──────── THE INPUT ────────

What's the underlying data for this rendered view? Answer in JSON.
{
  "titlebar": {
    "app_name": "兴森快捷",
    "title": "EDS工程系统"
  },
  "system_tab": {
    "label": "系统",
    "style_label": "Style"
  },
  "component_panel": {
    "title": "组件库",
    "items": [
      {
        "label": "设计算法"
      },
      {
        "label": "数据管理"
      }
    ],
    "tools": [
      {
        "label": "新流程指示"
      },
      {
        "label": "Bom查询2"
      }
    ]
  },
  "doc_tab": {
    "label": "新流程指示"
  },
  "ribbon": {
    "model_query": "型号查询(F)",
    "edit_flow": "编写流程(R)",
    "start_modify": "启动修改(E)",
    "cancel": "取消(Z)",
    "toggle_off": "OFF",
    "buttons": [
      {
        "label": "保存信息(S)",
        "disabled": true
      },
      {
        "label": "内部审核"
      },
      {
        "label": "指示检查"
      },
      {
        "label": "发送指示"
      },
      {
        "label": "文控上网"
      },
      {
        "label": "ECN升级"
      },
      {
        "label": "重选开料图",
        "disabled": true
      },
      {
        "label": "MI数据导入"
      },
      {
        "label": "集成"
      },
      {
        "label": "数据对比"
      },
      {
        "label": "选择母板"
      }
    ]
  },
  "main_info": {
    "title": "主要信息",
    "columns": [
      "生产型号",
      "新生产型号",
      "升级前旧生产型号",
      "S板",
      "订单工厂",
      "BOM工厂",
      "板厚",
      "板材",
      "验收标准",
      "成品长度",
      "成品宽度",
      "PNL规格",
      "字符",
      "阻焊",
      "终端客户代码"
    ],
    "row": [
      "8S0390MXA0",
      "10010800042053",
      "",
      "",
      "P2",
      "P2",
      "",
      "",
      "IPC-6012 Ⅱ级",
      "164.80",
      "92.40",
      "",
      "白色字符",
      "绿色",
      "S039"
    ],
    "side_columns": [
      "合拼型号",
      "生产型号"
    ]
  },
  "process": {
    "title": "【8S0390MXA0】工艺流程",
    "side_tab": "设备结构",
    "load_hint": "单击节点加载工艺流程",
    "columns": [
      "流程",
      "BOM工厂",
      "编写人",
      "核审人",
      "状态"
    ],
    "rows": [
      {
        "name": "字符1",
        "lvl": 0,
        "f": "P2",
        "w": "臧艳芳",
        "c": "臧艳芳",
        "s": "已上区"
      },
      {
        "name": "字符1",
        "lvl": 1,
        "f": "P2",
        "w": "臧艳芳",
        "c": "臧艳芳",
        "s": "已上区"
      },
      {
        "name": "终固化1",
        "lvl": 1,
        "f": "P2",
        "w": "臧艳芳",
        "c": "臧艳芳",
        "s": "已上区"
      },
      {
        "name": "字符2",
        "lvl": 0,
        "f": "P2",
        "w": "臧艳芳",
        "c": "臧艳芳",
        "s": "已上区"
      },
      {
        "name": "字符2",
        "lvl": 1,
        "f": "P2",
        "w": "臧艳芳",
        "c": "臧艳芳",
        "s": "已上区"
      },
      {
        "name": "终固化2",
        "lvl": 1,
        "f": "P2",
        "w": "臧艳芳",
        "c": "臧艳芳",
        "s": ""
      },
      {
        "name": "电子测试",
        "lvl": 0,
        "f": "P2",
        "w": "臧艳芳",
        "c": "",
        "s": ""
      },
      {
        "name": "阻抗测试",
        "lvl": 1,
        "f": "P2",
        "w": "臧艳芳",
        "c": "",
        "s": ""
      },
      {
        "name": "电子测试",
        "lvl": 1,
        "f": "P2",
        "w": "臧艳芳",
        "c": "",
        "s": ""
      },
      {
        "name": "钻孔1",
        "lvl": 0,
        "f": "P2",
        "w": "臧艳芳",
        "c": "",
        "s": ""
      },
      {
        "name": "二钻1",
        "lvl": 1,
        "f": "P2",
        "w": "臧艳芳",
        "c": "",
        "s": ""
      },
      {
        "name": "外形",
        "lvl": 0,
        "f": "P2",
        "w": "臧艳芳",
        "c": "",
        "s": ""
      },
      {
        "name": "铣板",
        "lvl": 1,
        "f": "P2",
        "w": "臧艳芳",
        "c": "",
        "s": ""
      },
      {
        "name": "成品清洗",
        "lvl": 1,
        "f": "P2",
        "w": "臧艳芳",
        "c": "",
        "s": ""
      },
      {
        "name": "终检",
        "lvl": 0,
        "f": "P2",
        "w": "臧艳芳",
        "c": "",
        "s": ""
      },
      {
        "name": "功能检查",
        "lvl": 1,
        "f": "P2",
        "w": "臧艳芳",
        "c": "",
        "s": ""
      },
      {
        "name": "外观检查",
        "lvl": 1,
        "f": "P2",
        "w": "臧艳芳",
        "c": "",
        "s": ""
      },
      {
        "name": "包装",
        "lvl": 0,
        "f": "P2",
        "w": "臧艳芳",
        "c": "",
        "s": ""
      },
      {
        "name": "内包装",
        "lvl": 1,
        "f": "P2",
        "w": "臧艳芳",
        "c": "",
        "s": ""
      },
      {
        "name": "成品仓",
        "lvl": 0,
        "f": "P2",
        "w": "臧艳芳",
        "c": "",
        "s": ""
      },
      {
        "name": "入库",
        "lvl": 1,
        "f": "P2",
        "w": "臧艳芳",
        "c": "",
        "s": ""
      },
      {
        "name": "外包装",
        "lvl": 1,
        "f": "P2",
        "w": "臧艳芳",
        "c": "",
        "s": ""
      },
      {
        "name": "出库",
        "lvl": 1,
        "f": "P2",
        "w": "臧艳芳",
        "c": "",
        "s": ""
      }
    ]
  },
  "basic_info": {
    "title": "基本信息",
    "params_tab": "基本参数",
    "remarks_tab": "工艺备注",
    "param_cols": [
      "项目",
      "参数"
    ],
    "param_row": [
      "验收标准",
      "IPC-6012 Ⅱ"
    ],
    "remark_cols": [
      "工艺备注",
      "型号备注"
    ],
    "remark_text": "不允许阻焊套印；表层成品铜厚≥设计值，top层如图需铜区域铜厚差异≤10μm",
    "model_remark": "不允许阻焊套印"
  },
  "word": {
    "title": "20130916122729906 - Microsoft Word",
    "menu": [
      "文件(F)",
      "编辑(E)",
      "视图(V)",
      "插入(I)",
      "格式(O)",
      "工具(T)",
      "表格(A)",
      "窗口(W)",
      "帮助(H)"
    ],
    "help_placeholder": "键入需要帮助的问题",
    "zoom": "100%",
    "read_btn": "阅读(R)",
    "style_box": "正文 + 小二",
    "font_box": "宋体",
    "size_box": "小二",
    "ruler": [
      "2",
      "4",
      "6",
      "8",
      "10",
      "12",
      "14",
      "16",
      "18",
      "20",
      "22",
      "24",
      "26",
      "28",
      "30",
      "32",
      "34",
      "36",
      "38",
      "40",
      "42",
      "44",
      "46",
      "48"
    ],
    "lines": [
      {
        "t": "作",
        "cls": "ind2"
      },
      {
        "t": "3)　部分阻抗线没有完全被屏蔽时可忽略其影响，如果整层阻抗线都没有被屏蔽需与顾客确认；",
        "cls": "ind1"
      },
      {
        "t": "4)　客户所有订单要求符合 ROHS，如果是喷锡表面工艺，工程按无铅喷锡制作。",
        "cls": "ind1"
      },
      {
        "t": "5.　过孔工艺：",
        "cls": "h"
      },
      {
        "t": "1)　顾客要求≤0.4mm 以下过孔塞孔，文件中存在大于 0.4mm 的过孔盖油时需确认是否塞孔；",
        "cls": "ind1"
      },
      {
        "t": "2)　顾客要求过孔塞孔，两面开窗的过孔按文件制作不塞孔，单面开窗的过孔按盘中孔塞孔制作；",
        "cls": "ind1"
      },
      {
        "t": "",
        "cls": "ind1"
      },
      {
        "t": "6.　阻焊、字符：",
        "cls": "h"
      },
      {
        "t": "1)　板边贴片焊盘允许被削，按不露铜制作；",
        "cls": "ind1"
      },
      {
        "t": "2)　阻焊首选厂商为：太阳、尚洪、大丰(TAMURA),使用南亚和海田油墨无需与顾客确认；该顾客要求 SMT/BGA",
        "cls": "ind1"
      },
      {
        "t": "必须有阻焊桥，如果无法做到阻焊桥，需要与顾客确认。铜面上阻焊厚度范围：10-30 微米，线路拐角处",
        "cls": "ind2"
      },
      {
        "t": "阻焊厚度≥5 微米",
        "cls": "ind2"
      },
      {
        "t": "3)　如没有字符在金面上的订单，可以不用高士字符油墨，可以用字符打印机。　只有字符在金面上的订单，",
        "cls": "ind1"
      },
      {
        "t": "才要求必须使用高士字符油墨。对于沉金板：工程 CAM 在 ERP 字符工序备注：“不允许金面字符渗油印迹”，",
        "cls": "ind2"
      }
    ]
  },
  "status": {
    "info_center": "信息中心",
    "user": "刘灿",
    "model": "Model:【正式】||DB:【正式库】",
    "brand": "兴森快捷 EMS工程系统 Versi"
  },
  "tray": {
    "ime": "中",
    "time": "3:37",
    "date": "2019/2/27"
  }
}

────────

PROBLEM TO WORK ON ▸
Return every line in the listing that contains the word "不允许阻焊套印".

EXERCISE OUTPUT ▸
    "remark_text": "不允许阻焊套印；表层成品铜厚≥设计值，top层如图需铜区域铜厚差异≤10μm",
    "model_remark": "不允许阻焊套印"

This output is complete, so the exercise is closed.